DIRECTIONS FOR THIS TASK >> Without the images, print all the entries below exactly as given.

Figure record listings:

☆ ☆ ☆

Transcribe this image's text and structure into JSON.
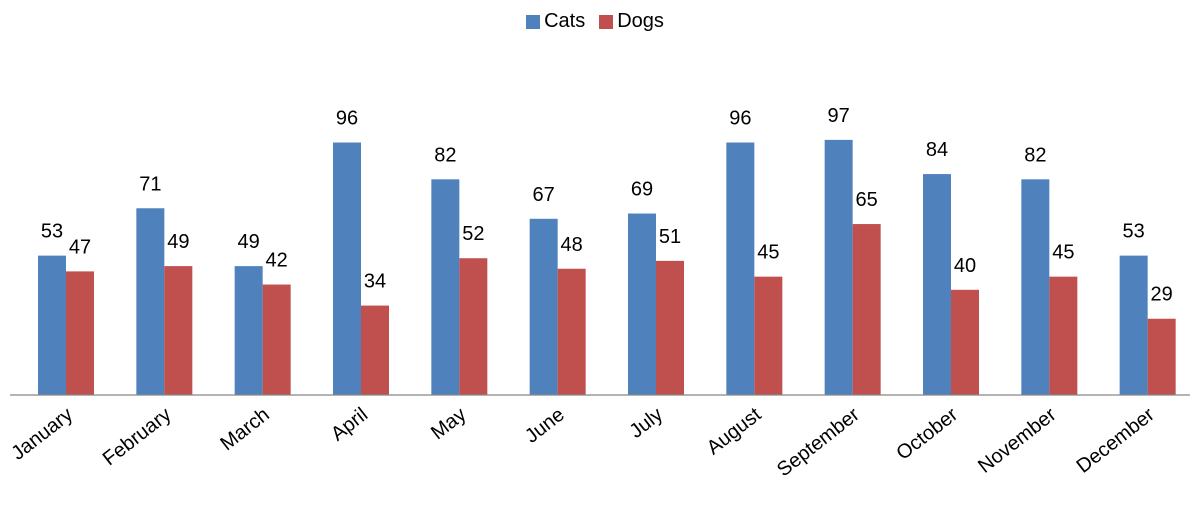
{
  "chart_data": {
    "type": "bar",
    "categories": [
      "January",
      "February",
      "March",
      "April",
      "May",
      "June",
      "July",
      "August",
      "September",
      "October",
      "November",
      "December"
    ],
    "series": [
      {
        "name": "Cats",
        "color": "#4F81BD",
        "values": [
          53,
          71,
          49,
          96,
          82,
          67,
          69,
          96,
          97,
          84,
          82,
          53
        ]
      },
      {
        "name": "Dogs",
        "color": "#C0504D",
        "values": [
          47,
          49,
          42,
          34,
          52,
          48,
          51,
          45,
          65,
          40,
          45,
          29
        ]
      }
    ],
    "title": "",
    "xlabel": "",
    "ylabel": "",
    "ylim": [
      0,
      100
    ],
    "grid": false,
    "legend": "top"
  }
}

☆ ☆ ☆

ANSWER TO THE PROBLEM >>
Transcribe this image's text and structure into JSON.
{
  "chart_data": {
    "type": "bar",
    "categories": [
      "January",
      "February",
      "March",
      "April",
      "May",
      "June",
      "July",
      "August",
      "September",
      "October",
      "November",
      "December"
    ],
    "series": [
      {
        "name": "Cats",
        "color": "#4F81BD",
        "values": [
          53,
          71,
          49,
          96,
          82,
          67,
          69,
          96,
          97,
          84,
          82,
          53
        ]
      },
      {
        "name": "Dogs",
        "color": "#C0504D",
        "values": [
          47,
          49,
          42,
          34,
          52,
          48,
          51,
          45,
          65,
          40,
          45,
          29
        ]
      }
    ],
    "title": "",
    "xlabel": "",
    "ylabel": "",
    "ylim": [
      0,
      100
    ],
    "grid": false,
    "legend": "top"
  }
}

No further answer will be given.